▶ Stated goal: Pull out every line below holding the word "Slice".

▶ Extracted records:
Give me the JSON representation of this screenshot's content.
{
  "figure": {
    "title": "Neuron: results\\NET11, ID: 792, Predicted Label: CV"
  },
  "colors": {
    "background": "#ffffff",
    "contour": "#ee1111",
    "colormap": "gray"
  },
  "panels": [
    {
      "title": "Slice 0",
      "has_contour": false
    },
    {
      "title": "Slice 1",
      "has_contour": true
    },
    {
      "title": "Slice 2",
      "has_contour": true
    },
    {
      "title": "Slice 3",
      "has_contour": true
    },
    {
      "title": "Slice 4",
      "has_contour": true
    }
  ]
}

▶ Written reply:
      "title": "Slice 0",
      "title": "Slice 1",
      "title": "Slice 2",
      "title": "Slice 3",
      "title": "Slice 4",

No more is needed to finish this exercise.